LISTED RECORDS
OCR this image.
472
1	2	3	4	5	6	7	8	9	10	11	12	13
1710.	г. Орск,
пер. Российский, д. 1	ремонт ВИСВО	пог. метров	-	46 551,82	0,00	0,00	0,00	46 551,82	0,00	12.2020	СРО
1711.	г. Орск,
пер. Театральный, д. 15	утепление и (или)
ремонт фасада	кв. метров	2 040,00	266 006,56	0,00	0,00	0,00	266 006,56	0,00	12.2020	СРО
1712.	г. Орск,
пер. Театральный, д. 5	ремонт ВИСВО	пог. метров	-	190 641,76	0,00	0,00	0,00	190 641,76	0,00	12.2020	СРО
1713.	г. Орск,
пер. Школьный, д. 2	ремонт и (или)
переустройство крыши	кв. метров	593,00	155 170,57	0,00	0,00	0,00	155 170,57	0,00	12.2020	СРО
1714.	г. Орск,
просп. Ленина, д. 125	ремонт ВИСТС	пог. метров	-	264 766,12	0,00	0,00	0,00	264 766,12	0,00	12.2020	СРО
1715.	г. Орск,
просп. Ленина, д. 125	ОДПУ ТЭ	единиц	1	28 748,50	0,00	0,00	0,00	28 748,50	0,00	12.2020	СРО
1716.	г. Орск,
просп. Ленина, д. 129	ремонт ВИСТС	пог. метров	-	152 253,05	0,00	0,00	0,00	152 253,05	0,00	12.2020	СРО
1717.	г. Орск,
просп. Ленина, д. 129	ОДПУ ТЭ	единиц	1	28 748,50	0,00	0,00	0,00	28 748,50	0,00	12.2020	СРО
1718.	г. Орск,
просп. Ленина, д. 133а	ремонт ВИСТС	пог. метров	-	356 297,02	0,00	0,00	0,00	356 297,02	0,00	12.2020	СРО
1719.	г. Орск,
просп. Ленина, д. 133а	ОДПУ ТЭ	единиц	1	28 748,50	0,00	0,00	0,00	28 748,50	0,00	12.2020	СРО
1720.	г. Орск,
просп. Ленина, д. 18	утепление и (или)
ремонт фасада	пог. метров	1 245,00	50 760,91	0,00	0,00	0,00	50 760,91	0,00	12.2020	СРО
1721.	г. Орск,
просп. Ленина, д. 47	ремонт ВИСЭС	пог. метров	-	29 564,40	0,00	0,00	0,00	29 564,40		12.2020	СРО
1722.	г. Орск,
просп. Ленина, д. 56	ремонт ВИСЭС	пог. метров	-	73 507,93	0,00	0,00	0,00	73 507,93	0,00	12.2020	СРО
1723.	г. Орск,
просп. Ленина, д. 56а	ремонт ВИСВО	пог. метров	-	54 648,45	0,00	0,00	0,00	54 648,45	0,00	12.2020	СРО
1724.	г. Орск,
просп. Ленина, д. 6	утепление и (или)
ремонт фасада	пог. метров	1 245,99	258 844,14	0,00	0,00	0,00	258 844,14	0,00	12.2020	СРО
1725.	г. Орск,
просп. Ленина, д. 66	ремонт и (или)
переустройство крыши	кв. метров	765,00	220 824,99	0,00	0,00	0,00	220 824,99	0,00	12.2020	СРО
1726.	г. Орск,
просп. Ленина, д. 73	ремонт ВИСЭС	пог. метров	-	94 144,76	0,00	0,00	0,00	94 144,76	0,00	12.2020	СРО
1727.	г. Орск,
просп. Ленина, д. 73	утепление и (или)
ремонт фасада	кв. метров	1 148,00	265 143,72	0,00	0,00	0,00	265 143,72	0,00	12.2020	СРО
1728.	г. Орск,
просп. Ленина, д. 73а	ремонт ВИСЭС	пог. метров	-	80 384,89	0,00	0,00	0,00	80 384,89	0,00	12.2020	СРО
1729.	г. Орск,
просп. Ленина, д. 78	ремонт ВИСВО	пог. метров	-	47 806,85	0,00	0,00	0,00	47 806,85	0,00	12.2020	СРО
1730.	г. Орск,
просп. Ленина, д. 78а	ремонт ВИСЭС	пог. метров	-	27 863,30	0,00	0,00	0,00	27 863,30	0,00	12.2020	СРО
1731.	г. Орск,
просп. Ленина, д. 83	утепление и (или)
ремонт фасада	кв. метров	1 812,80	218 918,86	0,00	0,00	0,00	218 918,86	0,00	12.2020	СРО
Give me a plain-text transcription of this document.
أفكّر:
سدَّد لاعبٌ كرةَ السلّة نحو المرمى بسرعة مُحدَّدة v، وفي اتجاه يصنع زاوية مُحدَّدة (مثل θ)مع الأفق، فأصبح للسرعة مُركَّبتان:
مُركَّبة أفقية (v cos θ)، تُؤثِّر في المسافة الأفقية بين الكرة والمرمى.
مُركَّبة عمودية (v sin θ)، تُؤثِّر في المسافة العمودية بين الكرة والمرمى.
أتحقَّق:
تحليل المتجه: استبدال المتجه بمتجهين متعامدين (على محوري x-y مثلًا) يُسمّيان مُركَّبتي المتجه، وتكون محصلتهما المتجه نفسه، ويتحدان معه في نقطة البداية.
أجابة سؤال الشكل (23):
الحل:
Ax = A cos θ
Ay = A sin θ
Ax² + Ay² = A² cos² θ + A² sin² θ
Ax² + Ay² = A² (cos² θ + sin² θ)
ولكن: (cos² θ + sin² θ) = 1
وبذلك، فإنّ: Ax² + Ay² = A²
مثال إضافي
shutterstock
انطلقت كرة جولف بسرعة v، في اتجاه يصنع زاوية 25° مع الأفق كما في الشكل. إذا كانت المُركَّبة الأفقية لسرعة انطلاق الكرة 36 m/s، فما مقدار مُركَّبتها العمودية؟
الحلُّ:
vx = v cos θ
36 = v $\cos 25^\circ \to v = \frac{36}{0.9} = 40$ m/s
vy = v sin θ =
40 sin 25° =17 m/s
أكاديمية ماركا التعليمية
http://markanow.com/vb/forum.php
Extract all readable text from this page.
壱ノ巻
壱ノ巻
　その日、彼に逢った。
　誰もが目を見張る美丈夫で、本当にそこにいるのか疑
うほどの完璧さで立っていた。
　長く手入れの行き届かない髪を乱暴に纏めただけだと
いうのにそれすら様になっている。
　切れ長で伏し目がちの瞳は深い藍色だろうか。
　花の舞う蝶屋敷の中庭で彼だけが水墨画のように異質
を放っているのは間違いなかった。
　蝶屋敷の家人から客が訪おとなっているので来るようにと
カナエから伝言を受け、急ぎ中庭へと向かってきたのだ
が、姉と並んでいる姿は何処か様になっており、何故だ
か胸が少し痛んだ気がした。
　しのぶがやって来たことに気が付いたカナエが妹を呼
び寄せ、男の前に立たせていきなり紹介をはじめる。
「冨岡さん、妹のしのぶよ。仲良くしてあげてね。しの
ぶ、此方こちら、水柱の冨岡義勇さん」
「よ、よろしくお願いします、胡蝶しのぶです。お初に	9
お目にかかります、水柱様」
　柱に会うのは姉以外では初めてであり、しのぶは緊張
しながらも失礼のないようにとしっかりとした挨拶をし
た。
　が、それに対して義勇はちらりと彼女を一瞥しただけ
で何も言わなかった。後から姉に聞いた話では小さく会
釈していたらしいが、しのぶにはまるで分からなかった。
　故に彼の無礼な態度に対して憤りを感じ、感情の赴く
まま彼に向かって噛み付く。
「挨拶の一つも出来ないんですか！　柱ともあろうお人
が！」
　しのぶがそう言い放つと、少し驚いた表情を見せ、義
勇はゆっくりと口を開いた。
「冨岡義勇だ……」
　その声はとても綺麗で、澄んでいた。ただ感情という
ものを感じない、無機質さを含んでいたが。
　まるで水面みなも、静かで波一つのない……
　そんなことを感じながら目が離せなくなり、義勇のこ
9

WHAT YOU SHOULD DO
Your answer should be a single number: the count of lines containing the word "زاوية".

RIGHT ANSWER
2